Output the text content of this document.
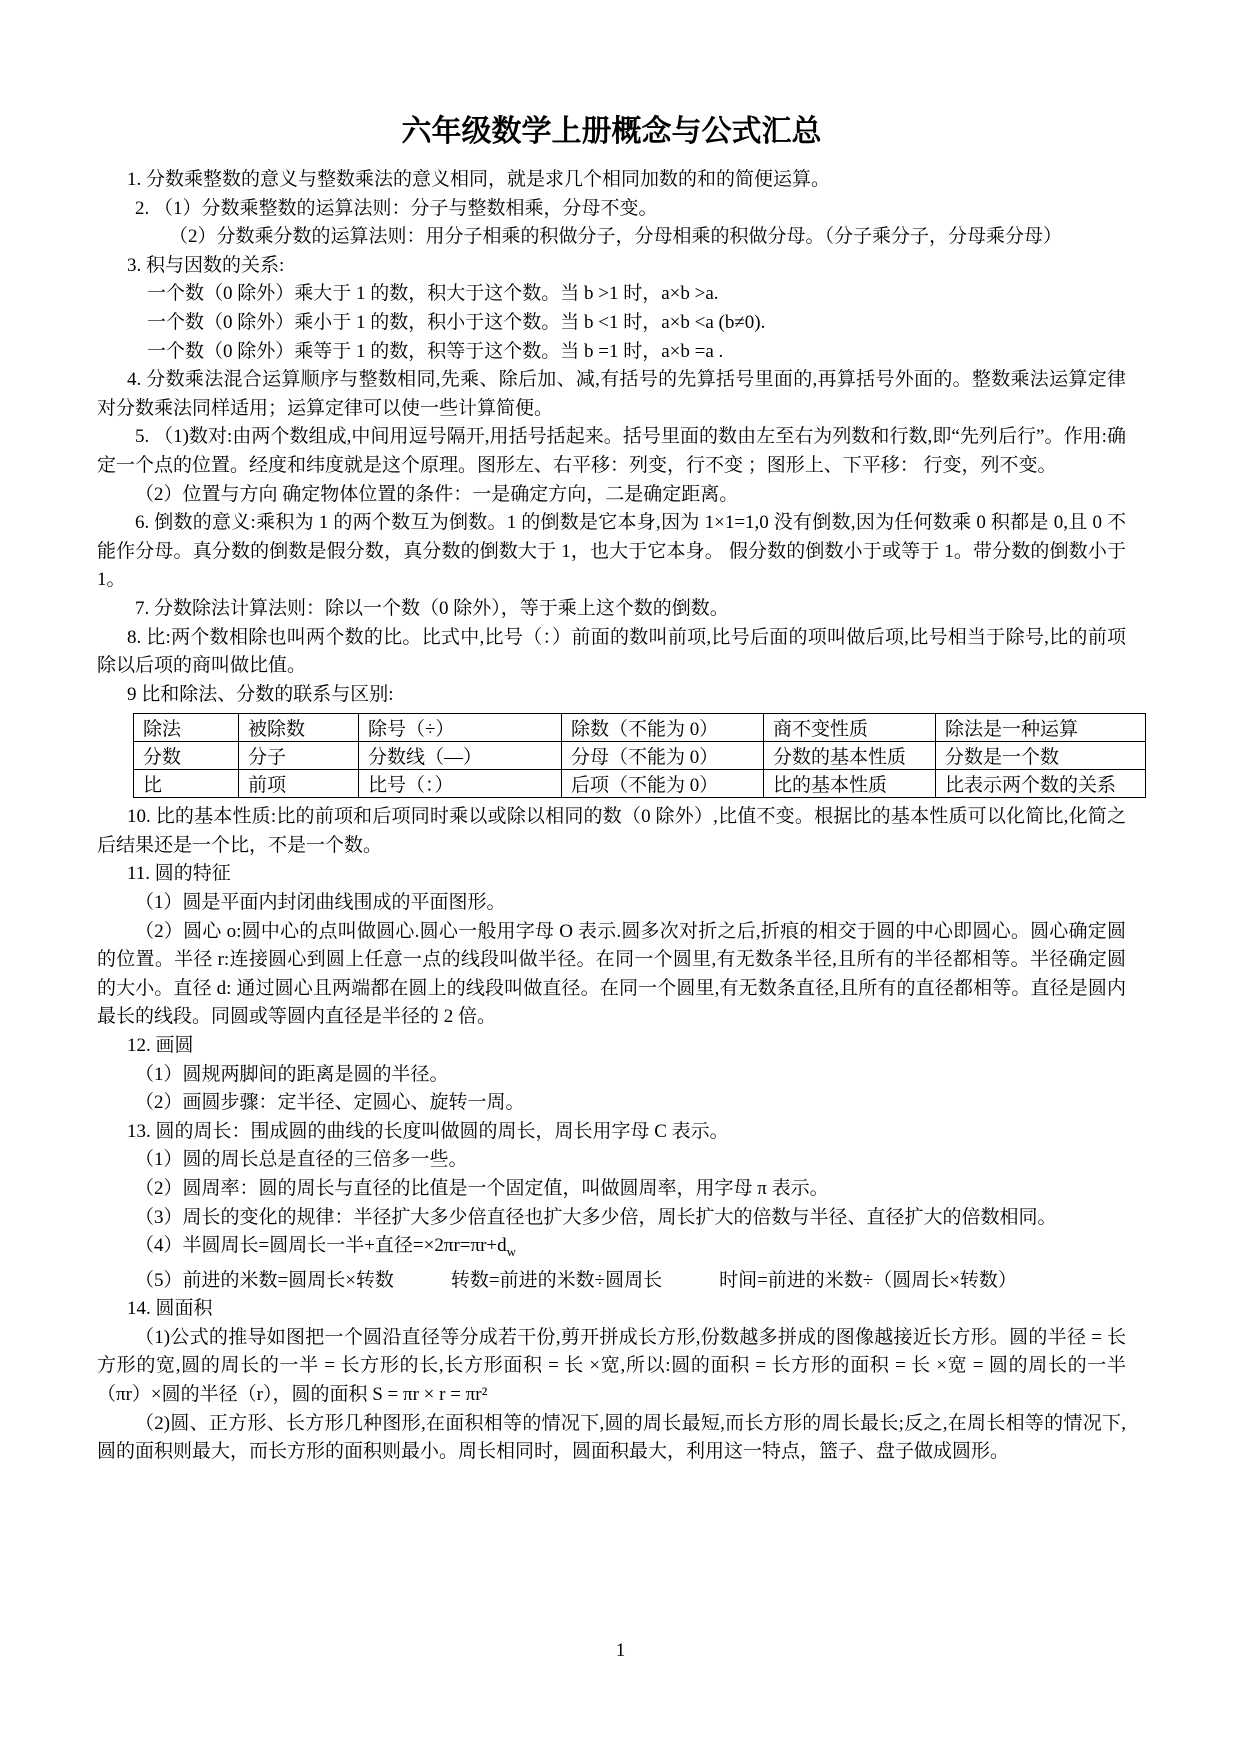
六年级数学上册概念与公式汇总

1. 分数乘整数的意义与整数乘法的意义相同，就是求几个相同加数的和的简便运算。

2. （1）分数乘整数的运算法则：分子与整数相乘，分母不变。

（2）分数乘分数的运算法则：用分子相乘的积做分子，分母相乘的积做分母。（分子乘分子，分母乘分母）

3. 积与因数的关系:

一个数（0 除外）乘大于 1 的数，积大于这个数。当 b >1 时，a×b >a.

一个数（0 除外）乘小于 1 的数，积小于这个数。当 b <1 时，a×b <a (b≠0).

一个数（0 除外）乘等于 1 的数，积等于这个数。当 b =1 时，a×b =a .

4. 分数乘法混合运算顺序与整数相同,先乘、除后加、减,有括号的先算括号里面的,再算括号外面的。整数乘法运算定律对分数乘法同样适用；运算定律可以使一些计算简便。

5. （1)数对:由两个数组成,中间用逗号隔开,用括号括起来。括号里面的数由左至右为列数和行数,即“先列后行”。作用:确定一个点的位置。经度和纬度就是这个原理。图形左、右平移：列变，行不变 ；图形上、下平移： 行变，列不变。

（2）位置与方向 确定物体位置的条件：一是确定方向，二是确定距离。

6. 倒数的意义:乘积为 1 的两个数互为倒数。1 的倒数是它本身,因为 1×1=1,0 没有倒数,因为任何数乘 0 积都是 0,且 0 不能作分母。真分数的倒数是假分数，真分数的倒数大于 1，也大于它本身。 假分数的倒数小于或等于 1。带分数的倒数小于 1。

7. 分数除法计算法则：除以一个数（0 除外），等于乘上这个数的倒数。

8. 比:两个数相除也叫两个数的比。比式中,比号（：）前面的数叫前项,比号后面的项叫做后项,比号相当于除号,比的前项除以后项的商叫做比值。

9 比和除法、分数的联系与区别:

除法	被除数	除号（÷）	除数（不能为 0）	商不变性质	除法是一种运算
分数	分子	分数线（—）	分母（不能为 0）	分数的基本性质	分数是一个数
比	前项	比号（：）	后项（不能为 0）	比的基本性质	比表示两个数的关系

10. 比的基本性质:比的前项和后项同时乘以或除以相同的数（0 除外）,比值不变。根据比的基本性质可以化简比,化简之后结果还是一个比，不是一个数。

11. 圆的特征

（1）圆是平面内封闭曲线围成的平面图形。

（2）圆心 o:圆中心的点叫做圆心.圆心一般用字母 O 表示.圆多次对折之后,折痕的相交于圆的中心即圆心。圆心确定圆的位置。半径 r:连接圆心到圆上任意一点的线段叫做半径。在同一个圆里,有无数条半径,且所有的半径都相等。半径确定圆的大小。直径 d: 通过圆心且两端都在圆上的线段叫做直径。在同一个圆里,有无数条直径,且所有的直径都相等。直径是圆内最长的线段。同圆或等圆内直径是半径的 2 倍。

12. 画圆

（1）圆规两脚间的距离是圆的半径。

（2）画圆步骤：定半径、定圆心、旋转一周。

13. 圆的周长：围成圆的曲线的长度叫做圆的周长，周长用字母 C 表示。

（1）圆的周长总是直径的三倍多一些。

（2）圆周率：圆的周长与直径的比值是一个固定值，叫做圆周率，用字母 π 表示。

（3）周长的变化的规律：半径扩大多少倍直径也扩大多少倍，周长扩大的倍数与半径、直径扩大的倍数相同。

（4）半圆周长=圆周长一半+直径$=\times 2\pi r=\pi r+d_w$

（5）前进的米数=圆周长×转数　　　转数=前进的米数÷圆周长　　　时间=前进的米数÷（圆周长×转数）

14. 圆面积

（1)公式的推导如图把一个圆沿直径等分成若干份,剪开拼成长方形,份数越多拼成的图像越接近长方形。圆的半径 = 长方形的宽,圆的周长的一半 = 长方形的长,长方形面积 = 长 ×宽,所以:圆的面积 = 长方形的面积 = 长 ×宽 = 圆的周长的一半（πr）×圆的半径（r），圆的面积 S = πr × r = πr²

（2)圆、正方形、长方形几种图形,在面积相等的情况下,圆的周长最短,而长方形的周长最长;反之,在周长相等的情况下,圆的面积则最大，而长方形的面积则最小。周长相同时，圆面积最大，利用这一特点，篮子、盘子做成圆形。

1
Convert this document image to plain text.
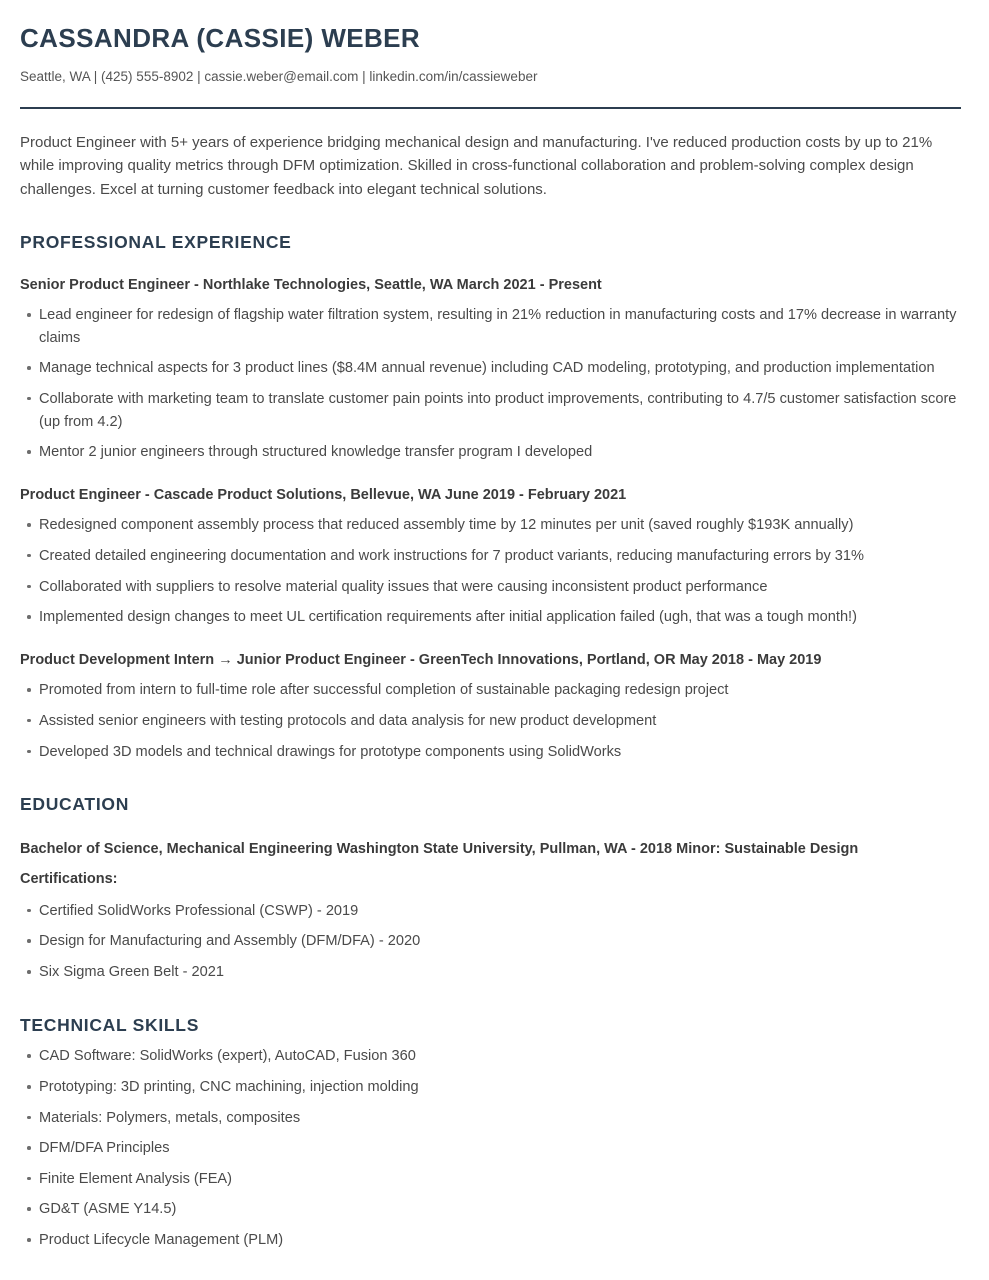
CASSANDRA (CASSIE) WEBER
Seattle, WA | (425) 555-8902 | cassie.weber@email.com | linkedin.com/in/cassieweber

Product Engineer with 5+ years of experience bridging mechanical design and manufacturing. I've reduced production costs by up to 21% while improving quality metrics through DFM optimization. Skilled in cross-functional collaboration and problem-solving complex design challenges. Excel at turning customer feedback into elegant technical solutions.

PROFESSIONAL EXPERIENCE
Senior Product Engineer - Northlake Technologies, Seattle, WA March 2021 - Present
Lead engineer for redesign of flagship water filtration system, resulting in 21% reduction in manufacturing costs and 17% decrease in warranty claims
Manage technical aspects for 3 product lines ($8.4M annual revenue) including CAD modeling, prototyping, and production implementation
Collaborate with marketing team to translate customer pain points into product improvements, contributing to 4.7/5 customer satisfaction score (up from 4.2)
Mentor 2 junior engineers through structured knowledge transfer program I developed
Product Engineer - Cascade Product Solutions, Bellevue, WA June 2019 - February 2021
Redesigned component assembly process that reduced assembly time by 12 minutes per unit (saved roughly $193K annually)
Created detailed engineering documentation and work instructions for 7 product variants, reducing manufacturing errors by 31%
Collaborated with suppliers to resolve material quality issues that were causing inconsistent product performance
Implemented design changes to meet UL certification requirements after initial application failed (ugh, that was a tough month!)
Product Development Intern → Junior Product Engineer - GreenTech Innovations, Portland, OR May 2018 - May 2019
Promoted from intern to full-time role after successful completion of sustainable packaging redesign project
Assisted senior engineers with testing protocols and data analysis for new product development
Developed 3D models and technical drawings for prototype components using SolidWorks
EDUCATION
Bachelor of Science, Mechanical Engineering Washington State University, Pullman, WA - 2018 Minor: Sustainable Design
Certifications:
Certified SolidWorks Professional (CSWP) - 2019
Design for Manufacturing and Assembly (DFM/DFA) - 2020
Six Sigma Green Belt - 2021
TECHNICAL SKILLS
CAD Software: SolidWorks (expert), AutoCAD, Fusion 360
Prototyping: 3D printing, CNC machining, injection molding
Materials: Polymers, metals, composites
DFM/DFA Principles
Finite Element Analysis (FEA)
GD&T (ASME Y14.5)
Product Lifecycle Management (PLM)
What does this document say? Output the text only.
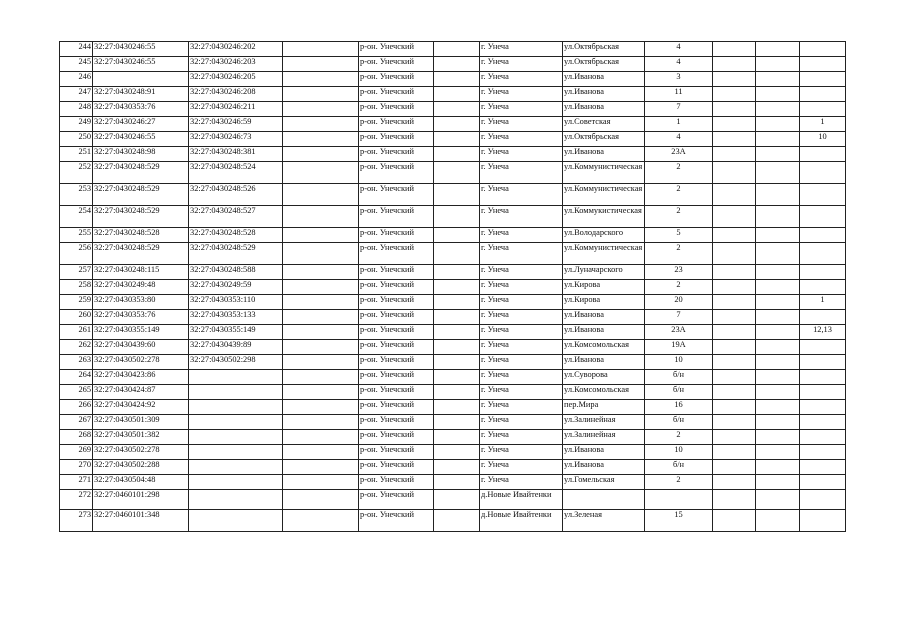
244	32:27:0430246:55	32:27:0430246:202		р-он. Унечский		г. Унеча	ул.Октябрьская	4			
245	32:27:0430246:55	32:27:0430246:203		р-он. Унечский		г. Унеча	ул.Октябрьская	4			
246		32:27:0430246:205		р-он. Унечский		г. Унеча	ул.Иванова	3			
247	32:27:0430248:91	32:27:0430246:208		р-он. Унечский		г. Унеча	ул.Иванова	11			
248	32:27:0430353:76	32:27:0430246:211		р-он. Унечский		г. Унеча	ул.Иванова	7			
249	32:27:0430246:27	32:27:0430246:59		р-он. Унечский		г. Унеча	ул.Советская	1			1
250	32:27:0430246:55	32:27:0430246:73		р-он. Унечский		г. Унеча	ул.Октябрьская	4			10
251	32:27:0430248:98	32:27:0430248:381		р-он. Унечский		г. Унеча	ул.Иванова	23А			
252	32:27:0430248:529	32:27:0430248:524		р-он. Унечский		г. Унеча	ул.Коммунистическая	2			
253	32:27:0430248:529	32:27:0430248:526		р-он. Унечский		г. Унеча	ул.Коммунистическая	2			
254	32:27:0430248:529	32:27:0430248:527		р-он. Унечский		г. Унеча	ул.Коммукистическая	2			
255	32:27:0430248:528	32:27:0430248:528		р-он. Унечский		г. Унеча	ул.Володарского	5			
256	32:27:0430248:529	32:27:0430248:529		р-он. Унечский		г. Унеча	ул.Коммунистическая	2			
257	32:27:0430248:115	32:27:0430248:588		р-он. Унечский		г. Унеча	ул.Луначарского	23			
258	32:27:0430249:48	32:27:0430249:59		р-он. Унечский		г. Унеча	ул.Кирова	2			
259	32:27:0430353:80	32:27:0430353:110		р-он. Унечский		г. Унеча	ул.Кирова	20			1
260	32:27:0430353:76	32:27:0430353:133		р-он. Унечский		г. Унеча	ул.Иванова	7			
261	32:27:0430355:149	32:27:0430355:149		р-он. Унечский		г. Унеча	ул.Иванова	23А			12,13
262	32:27:0430439:60	32:27:0430439:89		р-он. Унечский		г. Унеча	ул.Комсомольская	19А			
263	32:27:0430502:278	32:27:0430502:298		р-он. Унечский		г. Унеча	ул.Иванова	10			
264	32:27:0430423:86			р-он. Унечский		г. Унеча	ул.Суворова	б/н			
265	32:27:0430424:87			р-он. Унечский		г. Унеча	ул.Комсомольская	б/н			
266	32:27:0430424:92			р-он. Унечский		г. Унеча	пер.Мира	16			
267	32:27:0430501:309			р-он. Унечский		г. Унеча	ул.Залинейная	б/н			
268	32:27:0430501:382			р-он. Унечский		г. Унеча	ул.Залинейная	2			
269	32:27:0430502:278			р-он. Унечский		г. Унеча	ул.Иванова	10			
270	32:27:0430502:288			р-он. Унечский		г. Унеча	ул.Иванова	б/н			
271	32:27:0430504:48			р-он. Унечский		г. Унеча	ул.Гомельская	2			
272	32:27:0460101:298			р-он. Унечский		д.Новые Ивайтенки					
273	32:27:0460101:348			р-он. Унечский		д.Новые Ивайтенки	ул.Зеленая	15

Direction: Filter the records above for "Комсомольская" and copy every matching line.

Finished answer:
262	32:27:0430439:60	32:27:0430439:89		р-он. Унечский		г. Унеча	ул.Комсомольская	19А			
265	32:27:0430424:87			р-он. Унечский		г. Унеча	ул.Комсомольская	б/н			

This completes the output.